#### DATASET RECORDS
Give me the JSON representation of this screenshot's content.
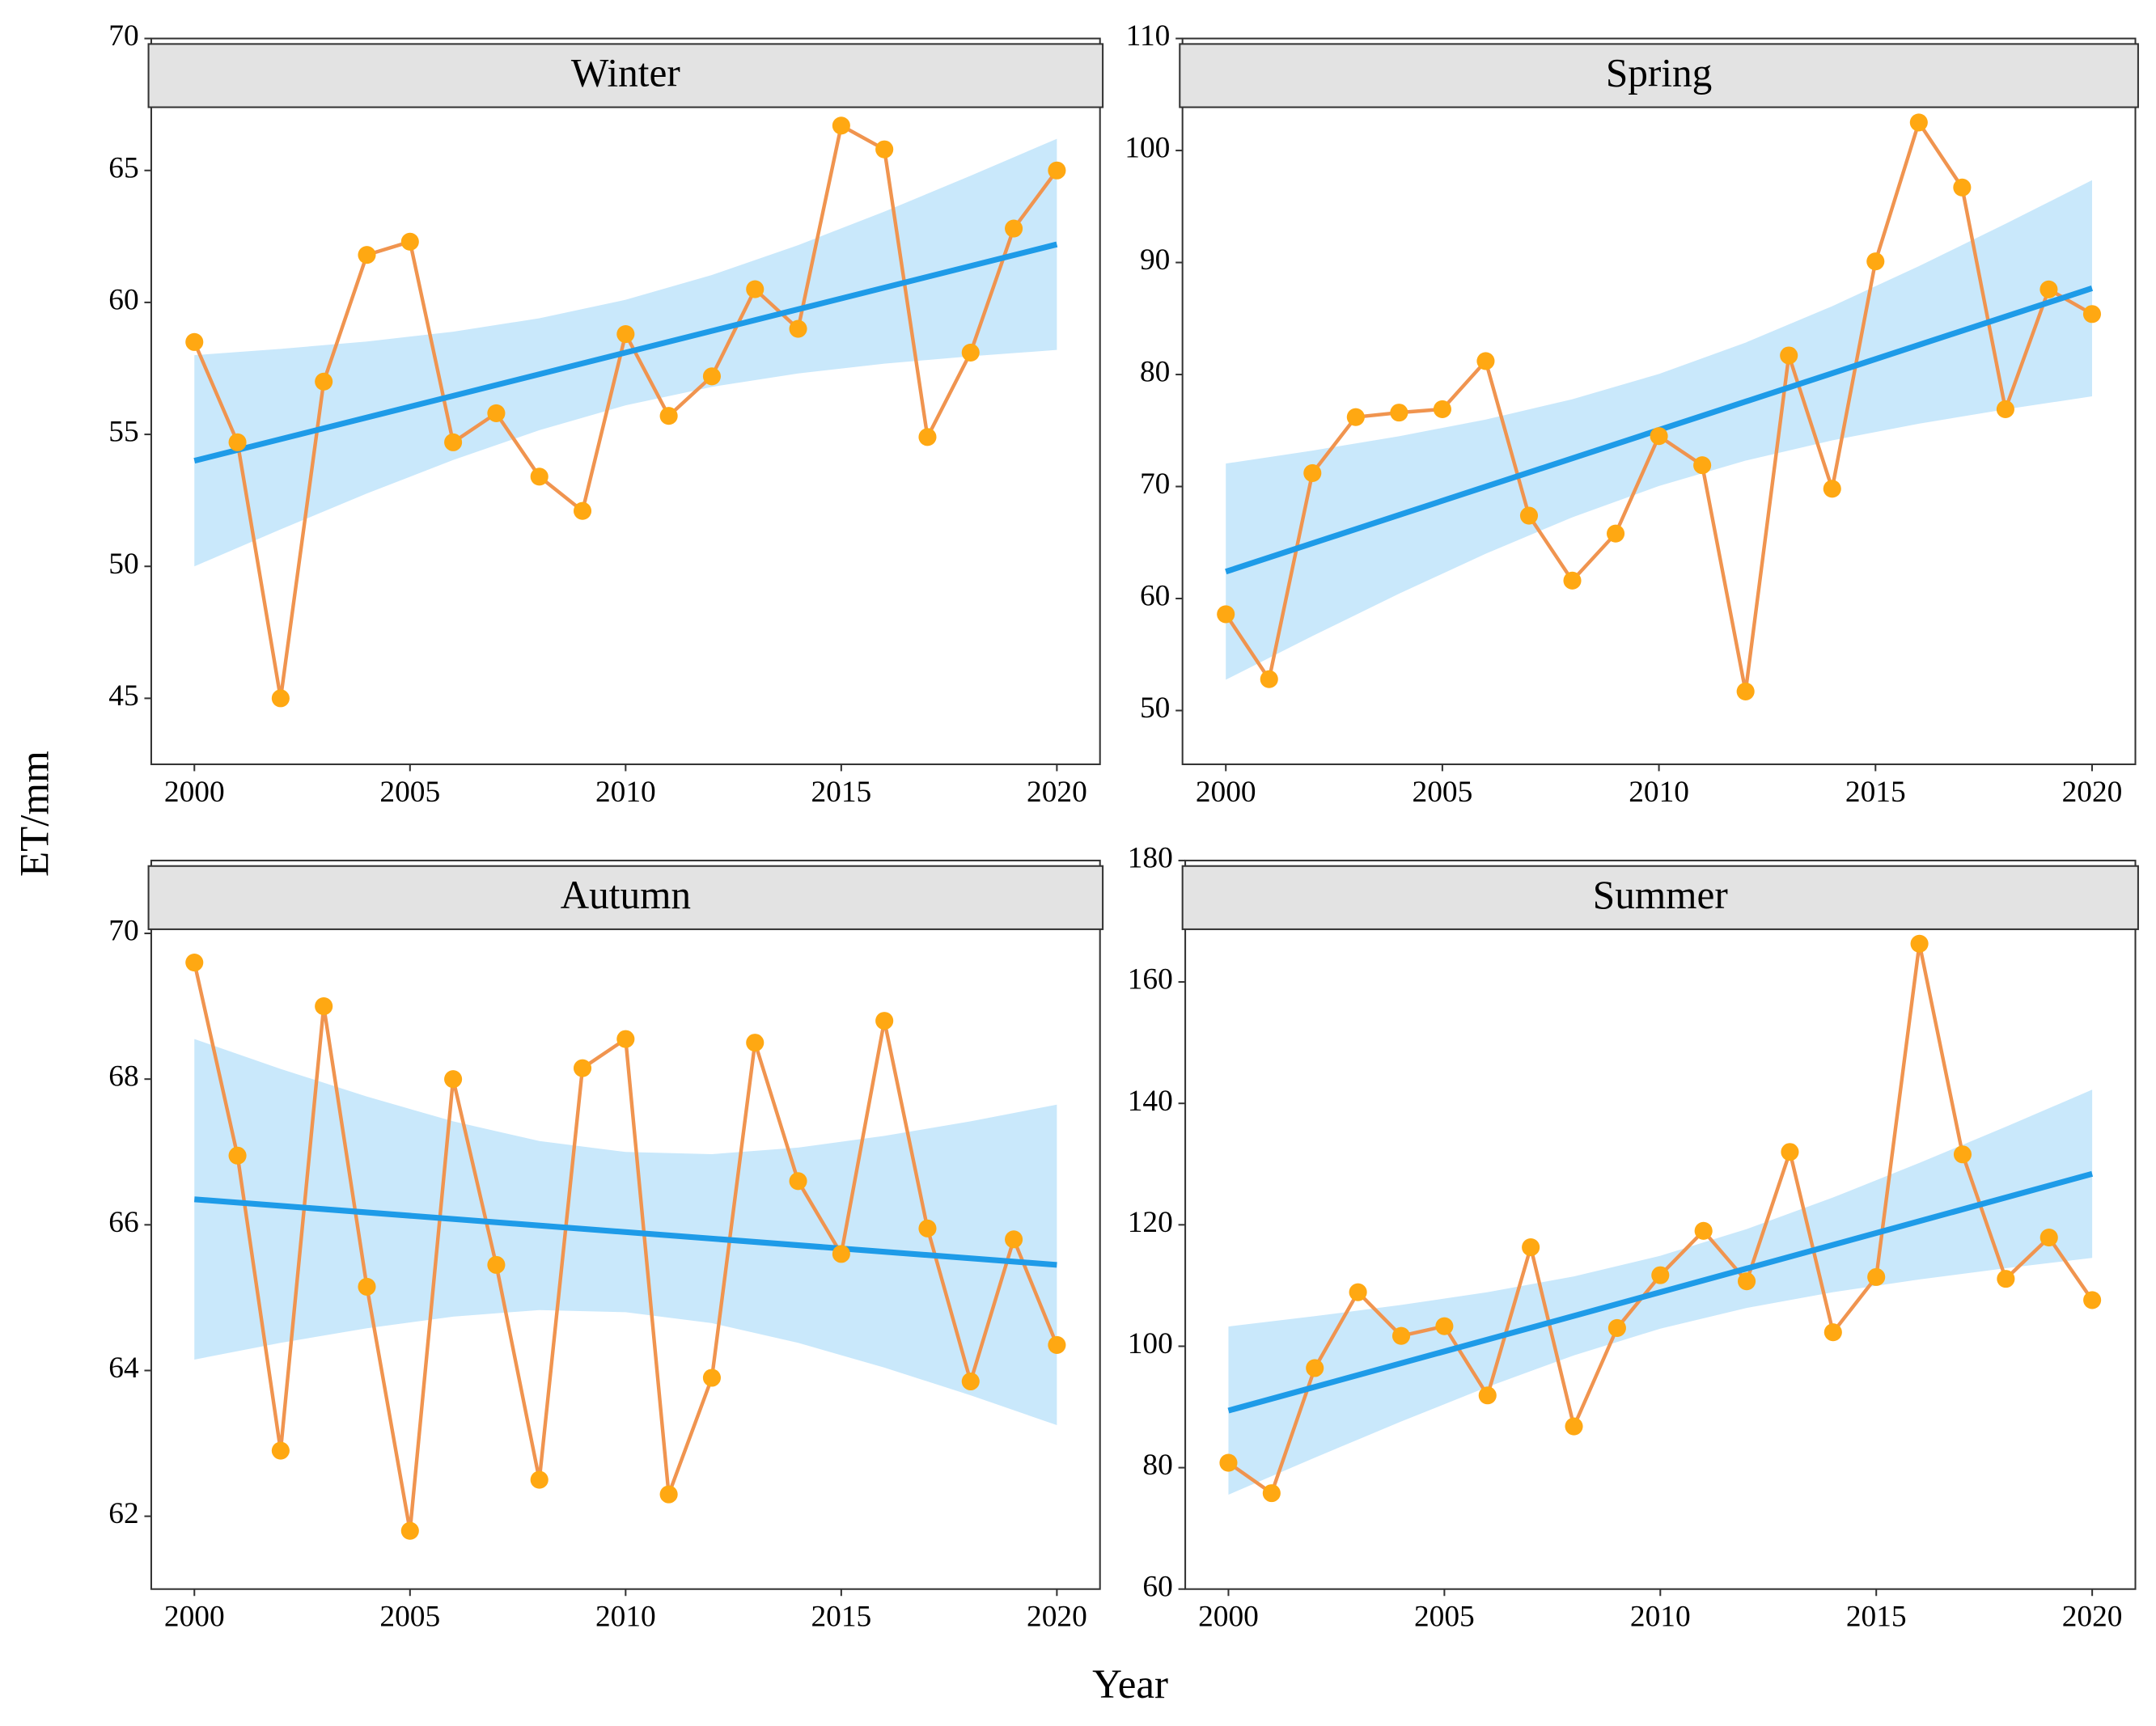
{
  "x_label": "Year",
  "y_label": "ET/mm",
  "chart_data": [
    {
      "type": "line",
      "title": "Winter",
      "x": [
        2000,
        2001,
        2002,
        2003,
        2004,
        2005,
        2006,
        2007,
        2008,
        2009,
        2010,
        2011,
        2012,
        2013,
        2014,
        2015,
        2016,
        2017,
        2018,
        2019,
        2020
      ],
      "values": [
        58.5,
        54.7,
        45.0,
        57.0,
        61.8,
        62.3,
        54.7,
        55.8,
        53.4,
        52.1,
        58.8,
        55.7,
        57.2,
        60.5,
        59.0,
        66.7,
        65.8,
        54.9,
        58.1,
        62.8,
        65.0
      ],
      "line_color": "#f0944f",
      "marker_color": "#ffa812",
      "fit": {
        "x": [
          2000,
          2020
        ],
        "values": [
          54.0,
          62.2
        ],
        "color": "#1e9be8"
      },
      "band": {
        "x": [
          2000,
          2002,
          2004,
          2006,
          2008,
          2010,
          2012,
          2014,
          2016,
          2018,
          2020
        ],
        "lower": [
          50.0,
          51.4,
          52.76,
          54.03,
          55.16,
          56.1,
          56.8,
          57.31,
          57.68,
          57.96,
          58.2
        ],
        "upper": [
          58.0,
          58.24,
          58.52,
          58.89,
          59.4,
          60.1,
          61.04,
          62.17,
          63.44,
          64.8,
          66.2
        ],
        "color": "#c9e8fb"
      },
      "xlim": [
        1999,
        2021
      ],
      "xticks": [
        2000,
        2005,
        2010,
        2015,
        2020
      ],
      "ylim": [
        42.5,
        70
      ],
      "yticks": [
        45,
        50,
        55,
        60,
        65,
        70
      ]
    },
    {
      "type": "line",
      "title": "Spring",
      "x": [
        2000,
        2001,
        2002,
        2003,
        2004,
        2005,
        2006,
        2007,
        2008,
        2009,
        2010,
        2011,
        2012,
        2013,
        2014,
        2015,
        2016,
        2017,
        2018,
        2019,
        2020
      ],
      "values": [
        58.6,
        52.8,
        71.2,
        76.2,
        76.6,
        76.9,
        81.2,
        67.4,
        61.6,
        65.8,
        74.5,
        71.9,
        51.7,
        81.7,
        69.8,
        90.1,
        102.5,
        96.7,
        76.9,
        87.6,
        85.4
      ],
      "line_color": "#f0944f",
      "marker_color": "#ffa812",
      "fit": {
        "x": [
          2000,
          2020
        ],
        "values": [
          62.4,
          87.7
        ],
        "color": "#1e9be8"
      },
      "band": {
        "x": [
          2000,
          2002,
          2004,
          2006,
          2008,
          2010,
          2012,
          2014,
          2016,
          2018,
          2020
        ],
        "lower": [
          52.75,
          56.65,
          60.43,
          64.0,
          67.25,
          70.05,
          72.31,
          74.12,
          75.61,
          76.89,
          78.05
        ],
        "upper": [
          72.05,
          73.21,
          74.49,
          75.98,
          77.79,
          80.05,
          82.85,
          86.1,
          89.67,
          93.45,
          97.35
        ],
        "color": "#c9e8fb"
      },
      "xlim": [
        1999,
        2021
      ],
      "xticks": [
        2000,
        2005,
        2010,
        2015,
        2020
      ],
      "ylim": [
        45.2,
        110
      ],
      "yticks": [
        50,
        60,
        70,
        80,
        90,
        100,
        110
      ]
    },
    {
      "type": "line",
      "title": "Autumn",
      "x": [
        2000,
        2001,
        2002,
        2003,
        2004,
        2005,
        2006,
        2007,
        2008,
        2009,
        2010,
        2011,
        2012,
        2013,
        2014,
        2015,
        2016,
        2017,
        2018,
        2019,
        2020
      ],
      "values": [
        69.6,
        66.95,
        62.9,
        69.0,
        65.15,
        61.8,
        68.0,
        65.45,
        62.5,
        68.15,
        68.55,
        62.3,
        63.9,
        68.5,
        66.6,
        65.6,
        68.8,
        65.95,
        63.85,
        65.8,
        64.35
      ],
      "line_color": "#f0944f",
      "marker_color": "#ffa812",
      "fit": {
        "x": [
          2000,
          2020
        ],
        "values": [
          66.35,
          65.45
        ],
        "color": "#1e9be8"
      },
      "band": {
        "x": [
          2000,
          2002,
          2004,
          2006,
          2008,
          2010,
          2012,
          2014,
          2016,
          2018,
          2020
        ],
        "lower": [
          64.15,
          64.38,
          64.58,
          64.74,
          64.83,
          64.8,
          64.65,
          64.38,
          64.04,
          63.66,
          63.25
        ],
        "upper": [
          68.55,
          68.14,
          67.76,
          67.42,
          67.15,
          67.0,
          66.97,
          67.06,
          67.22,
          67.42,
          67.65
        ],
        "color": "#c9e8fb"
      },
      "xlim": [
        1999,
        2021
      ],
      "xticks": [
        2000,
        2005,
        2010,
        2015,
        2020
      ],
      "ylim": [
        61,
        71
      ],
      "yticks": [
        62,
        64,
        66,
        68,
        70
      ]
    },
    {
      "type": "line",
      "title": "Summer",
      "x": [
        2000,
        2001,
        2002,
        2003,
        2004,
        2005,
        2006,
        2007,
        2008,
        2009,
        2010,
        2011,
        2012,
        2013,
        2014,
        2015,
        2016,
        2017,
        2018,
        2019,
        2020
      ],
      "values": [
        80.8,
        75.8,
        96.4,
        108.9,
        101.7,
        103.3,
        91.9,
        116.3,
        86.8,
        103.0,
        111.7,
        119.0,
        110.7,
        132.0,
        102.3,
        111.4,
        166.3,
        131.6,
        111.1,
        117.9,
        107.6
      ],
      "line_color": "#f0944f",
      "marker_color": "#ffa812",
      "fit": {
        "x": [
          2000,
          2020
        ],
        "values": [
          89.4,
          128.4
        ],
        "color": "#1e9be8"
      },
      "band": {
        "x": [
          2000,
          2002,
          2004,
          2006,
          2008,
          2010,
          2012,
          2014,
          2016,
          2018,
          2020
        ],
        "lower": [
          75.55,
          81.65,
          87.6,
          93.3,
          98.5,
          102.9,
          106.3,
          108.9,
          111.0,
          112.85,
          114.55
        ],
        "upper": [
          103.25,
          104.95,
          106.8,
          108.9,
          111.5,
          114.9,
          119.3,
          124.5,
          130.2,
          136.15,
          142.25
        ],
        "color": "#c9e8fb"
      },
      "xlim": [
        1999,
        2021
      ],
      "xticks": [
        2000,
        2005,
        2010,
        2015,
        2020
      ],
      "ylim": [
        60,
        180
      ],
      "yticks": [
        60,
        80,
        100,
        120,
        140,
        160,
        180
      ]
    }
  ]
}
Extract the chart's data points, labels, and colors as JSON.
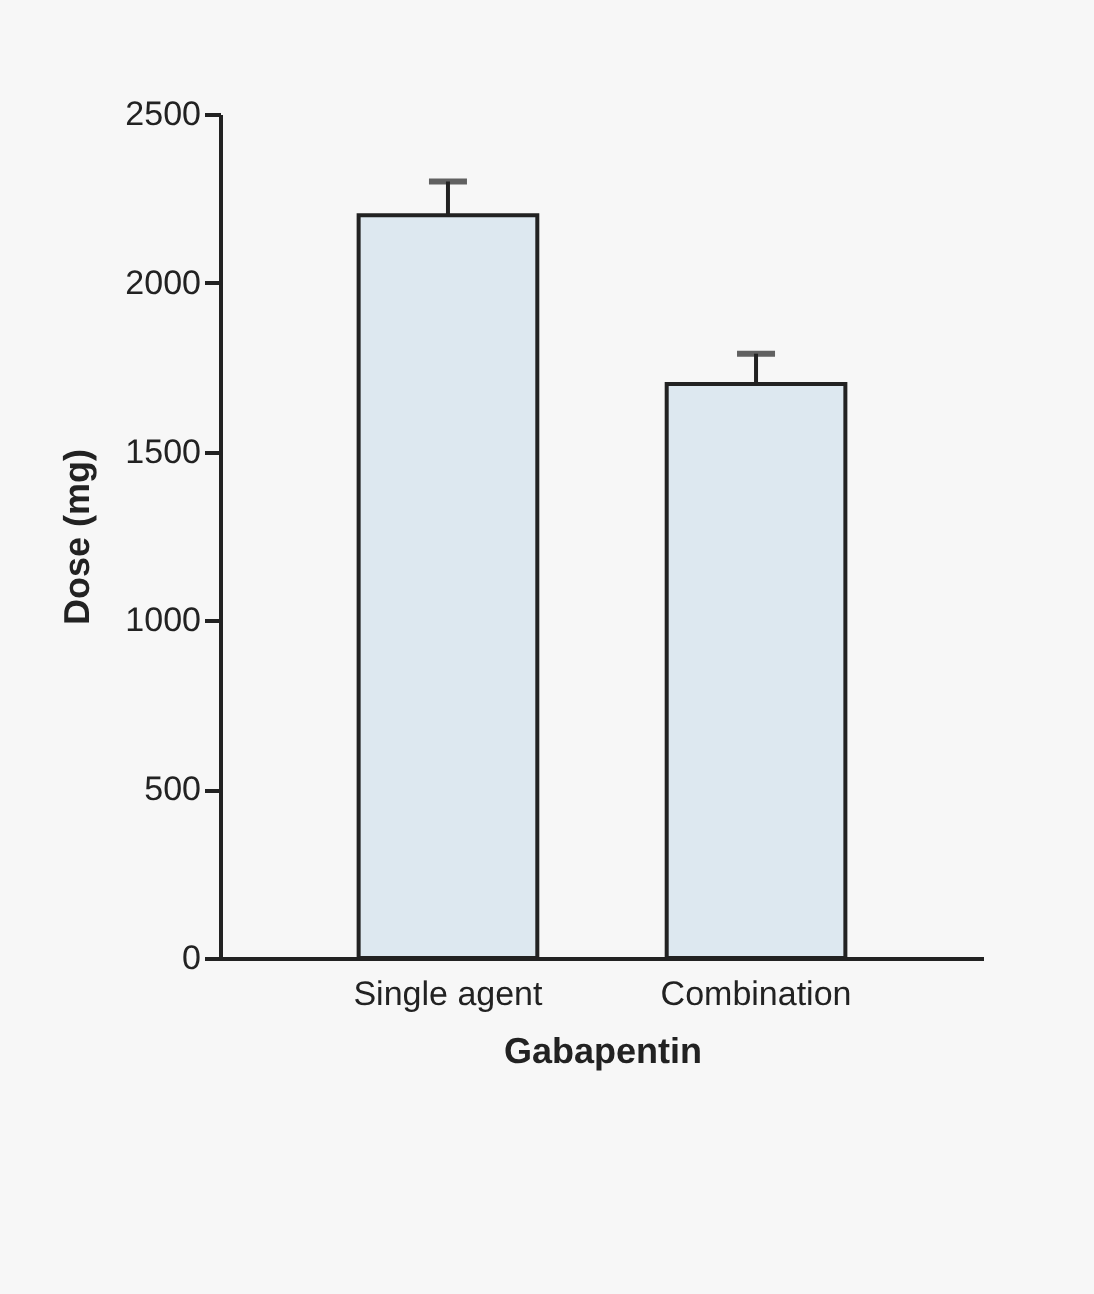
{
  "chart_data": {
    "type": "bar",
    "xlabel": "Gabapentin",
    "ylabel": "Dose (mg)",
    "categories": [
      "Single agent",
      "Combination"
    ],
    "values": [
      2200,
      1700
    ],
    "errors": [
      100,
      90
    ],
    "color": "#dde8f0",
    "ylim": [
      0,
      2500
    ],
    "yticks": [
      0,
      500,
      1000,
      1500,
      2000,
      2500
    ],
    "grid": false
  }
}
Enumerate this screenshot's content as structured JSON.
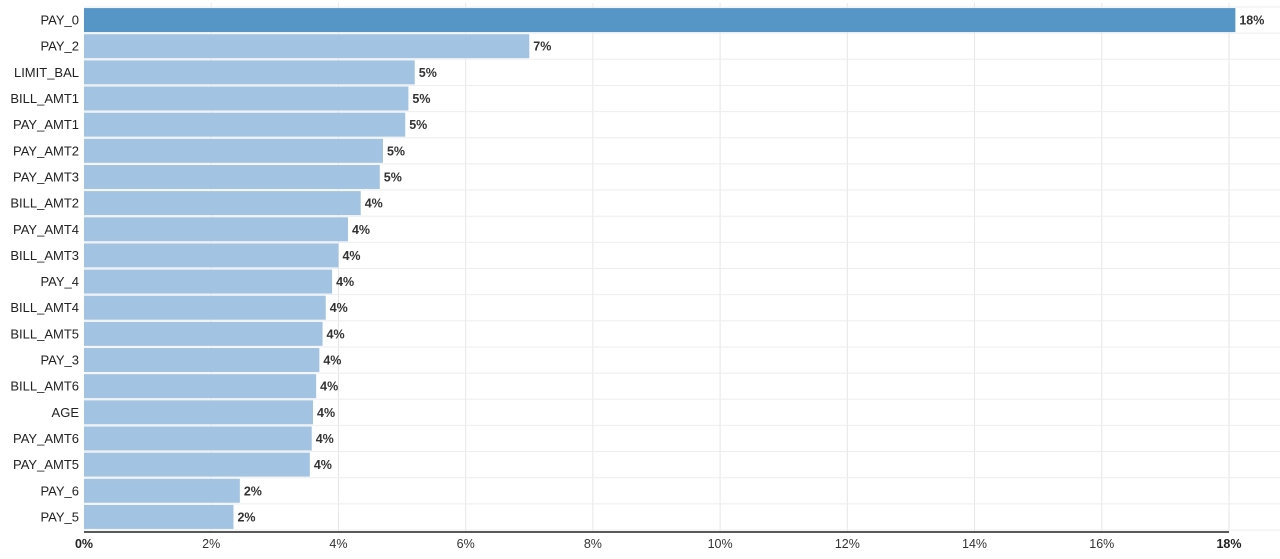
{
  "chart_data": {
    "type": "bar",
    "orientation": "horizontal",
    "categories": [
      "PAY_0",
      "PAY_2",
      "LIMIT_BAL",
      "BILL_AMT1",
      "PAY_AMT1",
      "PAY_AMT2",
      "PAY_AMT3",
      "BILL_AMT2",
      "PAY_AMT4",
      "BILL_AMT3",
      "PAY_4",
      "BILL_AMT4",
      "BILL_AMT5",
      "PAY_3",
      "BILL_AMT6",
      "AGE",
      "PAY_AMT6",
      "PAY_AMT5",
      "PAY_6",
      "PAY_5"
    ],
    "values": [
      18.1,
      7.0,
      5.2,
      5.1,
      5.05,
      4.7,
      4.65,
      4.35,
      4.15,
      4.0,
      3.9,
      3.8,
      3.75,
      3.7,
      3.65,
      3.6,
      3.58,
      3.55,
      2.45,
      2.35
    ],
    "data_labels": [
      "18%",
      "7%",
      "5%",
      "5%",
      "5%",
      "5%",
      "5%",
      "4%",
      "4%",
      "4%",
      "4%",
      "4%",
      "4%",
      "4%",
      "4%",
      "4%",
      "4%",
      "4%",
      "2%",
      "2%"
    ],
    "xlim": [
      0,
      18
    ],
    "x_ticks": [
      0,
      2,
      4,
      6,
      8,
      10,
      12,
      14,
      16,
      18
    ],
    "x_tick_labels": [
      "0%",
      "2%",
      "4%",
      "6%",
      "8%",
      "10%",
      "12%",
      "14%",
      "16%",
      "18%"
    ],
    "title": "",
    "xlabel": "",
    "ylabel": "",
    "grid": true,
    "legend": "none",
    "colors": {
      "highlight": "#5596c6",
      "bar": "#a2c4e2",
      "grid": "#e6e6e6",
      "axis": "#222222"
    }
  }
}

#### INSTRUCTIONS TO FOLLOW
Take the lines from the one containing "Enumerate this screenshot's" through the final line of the listing above and print them exactly, including both ends but no pictures.

#### FULL OUTPUT
Enumerate this screenshot's content as structured JSON.
{
  "chart_data": {
    "type": "bar",
    "orientation": "horizontal",
    "categories": [
      "PAY_0",
      "PAY_2",
      "LIMIT_BAL",
      "BILL_AMT1",
      "PAY_AMT1",
      "PAY_AMT2",
      "PAY_AMT3",
      "BILL_AMT2",
      "PAY_AMT4",
      "BILL_AMT3",
      "PAY_4",
      "BILL_AMT4",
      "BILL_AMT5",
      "PAY_3",
      "BILL_AMT6",
      "AGE",
      "PAY_AMT6",
      "PAY_AMT5",
      "PAY_6",
      "PAY_5"
    ],
    "values": [
      18.1,
      7.0,
      5.2,
      5.1,
      5.05,
      4.7,
      4.65,
      4.35,
      4.15,
      4.0,
      3.9,
      3.8,
      3.75,
      3.7,
      3.65,
      3.6,
      3.58,
      3.55,
      2.45,
      2.35
    ],
    "data_labels": [
      "18%",
      "7%",
      "5%",
      "5%",
      "5%",
      "5%",
      "5%",
      "4%",
      "4%",
      "4%",
      "4%",
      "4%",
      "4%",
      "4%",
      "4%",
      "4%",
      "4%",
      "4%",
      "2%",
      "2%"
    ],
    "xlim": [
      0,
      18
    ],
    "x_ticks": [
      0,
      2,
      4,
      6,
      8,
      10,
      12,
      14,
      16,
      18
    ],
    "x_tick_labels": [
      "0%",
      "2%",
      "4%",
      "6%",
      "8%",
      "10%",
      "12%",
      "14%",
      "16%",
      "18%"
    ],
    "title": "",
    "xlabel": "",
    "ylabel": "",
    "grid": true,
    "legend": "none",
    "colors": {
      "highlight": "#5596c6",
      "bar": "#a2c4e2",
      "grid": "#e6e6e6",
      "axis": "#222222"
    }
  }
}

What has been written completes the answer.